Luópán_羅盤.exe, 2024

Multimedia Installation

"Luópán_羅盤.exe," exhibited at the National Art Gallery Malaysia, part of the RANTAU IMT-GT initiative.
4 July - 1 December 2024 

Art by Chong Yan Chuah
Writing by Ellen Lee ○ Graphic by Ejin Sha

PDF. available here

A cluster of monasteries floats above a remote tropical rainforest. A great multi-headed and -limbed beast soars above the skies like a zeppelin, grounded to earth by a maze of electrical cables. A tower built of steel and human bodies sprouts ever upwards into the sky, a man-machine chimera that is perpetually building itself. And in the background, there is the ceaseless sound of rain falling softly on leaves and a depopulated earth. Could this be what dreams are made of?

Luópán_羅盤.exe brings ancient mythologies to the foreground of the discourse on future intelligence technologies. Luópán (罗盘), which is the name for a traditional Chinese compass used in feng shui, navigation, and Chinese metaphysics, here takes the form of a speculative dream programme created by the fictional tech giant, Somnii. The video that is being screened to global audiences today is a keynote address announcing its launch. Somnii’s spokesperson is Xie Yi Zhang, or XYZ, a floating, ethnically- and sexually-ambiguous avatar who gives new meaning to the idea of diversity in tech.

In her keynote, Xie Yi Zhang breaks down the properties of Luópán.exe, a neural-linked dream programme that promises to revolutionise human consciousness. Within this virtual dreamscape, there are three points on the compass: the realms of San He, San Yuan, and Zhong He, each promising a landscape as visually sublime as it is nostalgically evocative. Throughout the keynote, it remains unclear whether the programme and the realms are meant to be interpreted metaphorically, as a compass for navigating the unconscious, or as an actual dreamscape that people can wilfully explore, like a video game style of lucid dreaming.

Luópán.exe proposes a programme that can sublimate yesterday’s mythologies, today’s dreams, and tomorrow’s technologies all into one. Within this context, the artist is largely absent, a digital shaman who conducts his work behind a screen and visible only through transitory avatars or properties in nature. As in a dream, the work of consciousness is submitted to an obscure power that collapses our categories of reality and leads us into a new understanding of ourselves.




Luópán_羅盤.exe is an immersive, multi-media installation consisting of a video playing on a loop across three mirrored channels and a hand-drawn map depicting the “Luópán constellation”. Malaysian visual artist Chong Yan Chuah has created a fictional universe that crosses cultural boundaries, amalgamating Eastern and Western influences and motifs to create a borderless dream world. Within the context of the exhibition Rantau, the work speculates about future connected societies through the lens of machine technology, while also questioning the consequences that such technological domination may entail.

● **Information shown**
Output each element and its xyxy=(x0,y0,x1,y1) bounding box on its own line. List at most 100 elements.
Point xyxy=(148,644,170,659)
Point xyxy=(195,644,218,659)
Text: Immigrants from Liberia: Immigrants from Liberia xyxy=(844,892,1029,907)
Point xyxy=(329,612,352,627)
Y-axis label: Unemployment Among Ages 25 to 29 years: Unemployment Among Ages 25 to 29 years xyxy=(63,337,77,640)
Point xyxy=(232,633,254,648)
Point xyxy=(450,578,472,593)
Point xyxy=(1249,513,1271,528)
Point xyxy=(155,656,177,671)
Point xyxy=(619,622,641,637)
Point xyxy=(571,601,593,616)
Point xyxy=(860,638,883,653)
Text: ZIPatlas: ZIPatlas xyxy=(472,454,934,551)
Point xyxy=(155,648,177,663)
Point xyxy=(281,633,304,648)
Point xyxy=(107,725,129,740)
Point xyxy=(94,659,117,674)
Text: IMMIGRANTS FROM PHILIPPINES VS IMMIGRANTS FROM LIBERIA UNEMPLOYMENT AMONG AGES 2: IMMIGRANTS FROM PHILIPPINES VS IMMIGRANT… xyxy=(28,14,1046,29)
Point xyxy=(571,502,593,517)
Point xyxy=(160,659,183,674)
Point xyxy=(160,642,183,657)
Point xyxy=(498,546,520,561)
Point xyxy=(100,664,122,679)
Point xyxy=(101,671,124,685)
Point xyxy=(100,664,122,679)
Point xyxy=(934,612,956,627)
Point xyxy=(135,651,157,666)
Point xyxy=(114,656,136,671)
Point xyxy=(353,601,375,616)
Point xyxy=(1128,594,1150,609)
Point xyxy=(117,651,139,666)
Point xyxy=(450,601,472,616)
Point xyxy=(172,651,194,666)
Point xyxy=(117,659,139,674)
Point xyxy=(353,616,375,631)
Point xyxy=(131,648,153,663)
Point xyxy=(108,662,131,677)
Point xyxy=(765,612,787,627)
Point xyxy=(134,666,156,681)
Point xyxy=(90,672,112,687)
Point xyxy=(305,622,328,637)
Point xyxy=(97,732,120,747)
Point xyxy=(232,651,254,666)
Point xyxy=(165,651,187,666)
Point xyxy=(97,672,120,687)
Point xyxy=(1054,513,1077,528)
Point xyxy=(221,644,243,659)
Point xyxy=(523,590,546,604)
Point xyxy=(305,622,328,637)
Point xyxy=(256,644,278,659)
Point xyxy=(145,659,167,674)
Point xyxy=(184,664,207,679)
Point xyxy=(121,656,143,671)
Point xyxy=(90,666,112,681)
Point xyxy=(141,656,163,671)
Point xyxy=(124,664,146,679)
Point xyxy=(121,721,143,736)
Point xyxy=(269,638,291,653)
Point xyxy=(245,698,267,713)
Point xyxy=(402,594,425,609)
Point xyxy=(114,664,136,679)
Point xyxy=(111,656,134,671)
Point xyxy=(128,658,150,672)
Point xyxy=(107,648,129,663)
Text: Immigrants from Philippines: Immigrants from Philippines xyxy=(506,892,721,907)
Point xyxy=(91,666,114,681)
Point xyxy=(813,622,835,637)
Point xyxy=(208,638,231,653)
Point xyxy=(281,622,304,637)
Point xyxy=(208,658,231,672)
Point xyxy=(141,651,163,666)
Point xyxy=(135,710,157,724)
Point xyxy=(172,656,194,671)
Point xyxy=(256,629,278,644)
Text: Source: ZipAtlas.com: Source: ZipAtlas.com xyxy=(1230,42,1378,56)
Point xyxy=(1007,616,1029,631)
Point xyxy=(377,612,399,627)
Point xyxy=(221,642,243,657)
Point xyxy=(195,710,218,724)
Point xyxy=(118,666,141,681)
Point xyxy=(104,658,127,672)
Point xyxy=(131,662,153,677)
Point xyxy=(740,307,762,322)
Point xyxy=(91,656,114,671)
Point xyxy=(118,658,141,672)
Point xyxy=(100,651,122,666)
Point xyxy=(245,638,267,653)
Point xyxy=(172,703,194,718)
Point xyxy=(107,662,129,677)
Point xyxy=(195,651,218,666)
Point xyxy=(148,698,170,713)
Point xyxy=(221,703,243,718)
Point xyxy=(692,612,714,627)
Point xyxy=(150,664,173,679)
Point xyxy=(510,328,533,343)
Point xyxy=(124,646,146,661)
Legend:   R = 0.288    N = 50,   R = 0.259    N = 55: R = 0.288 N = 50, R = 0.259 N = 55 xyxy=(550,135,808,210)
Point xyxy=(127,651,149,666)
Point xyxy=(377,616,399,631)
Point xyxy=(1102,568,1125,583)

● **Your objective**
Could you carry on the text about the Luópán_羅盤.exe installation, starting right after its last sentence? These lines have no connection to the text about the Luópán_羅盤.exe installation.

● **Answer to the problem**
The Dream Entrepreneurs
by Ellen Lee


The year 2042 is bright and dazzling. The years ahead seem even more so, on keynote address day for Luópán_羅盤.exe, a computer programme by Somnii, the world’s largest multinational tech corp, that promises to be the most innovative advancement in brain-computer implant technology to date. People are even saying that it may achieve permanent world peace.


Since the news first leaked 2 years ago about the tech giant’s development of an implantable dream programme, the world’s politicians and media personalities have been locked in speculative debate about the executable’s potential impact on human civilisation. It’s all anyone can talk about. The programme is being welcomed by segments of the establishment as a potential solution to the problem of warfare: the argument goes that dream technology offers a method of influencing the human id to curb destructive impulses that do not and will never serve any benefit to the human race. With the technology to rein in all the nasty impulses that turn men into tyrants and psychopaths, humanity can be directed towards a vision of shared, global prosperity supported by international rights frameworks that are applicable in equal measure to every society all around the world. Luópán can be a compass in more ways than one, a guiding light to help the human soul navigate out of the swampy depths of the unconscious. It offers a means of universal healing and stability after the bloodthirsty excesses of the first half of the century. Instead of endless war over tribalistic differences and the demagoguery of tyrants, Luópán promises ease and balance.


Governments and kingdoms around the world have already entered into talks with Somnii to  open beta-testing facilities in their countries in order to hasten the adoption of Luópán across their citizenry. The Department of Singularity Studies at a major eastern university has been studying implantable technologies for years, in search of The One that will actually establish perfect, permanent human-machine singularity on earth, and Luopan is the first programme to show any real signs of promise.


In a dark, blue-carpeted auditorium at the top floor of the national art gallery, a crowd has gathered for the address, comprising representatives across every segment of society, from university students and public intellectuals to media elites and political pundits to high-ranking military personnel and Somnii’s biggest and quietest investors. A minority of the audience are people of no public rank or profession at all who have paid a hefty price to be present today. It’s doubly amazing that they’ve paid the price, since the address is being live-streamed anyway. But in the current age, there’s a premium on live, in-person attendance to momentous events, an experience that’s rapidly becoming rarer as the costs of running them and of travel have skyrocketed to levels unheard of in all of human history. Never has it been so expensive to travel, but never has it been less necessary for anyone to do so. All of them are gathered here today to celebrate the grand launching of Luopan. The air is thick with murmurous anticipation as everyone awaits the address by Somnii leader, Xie Yi Zhang (XYZ).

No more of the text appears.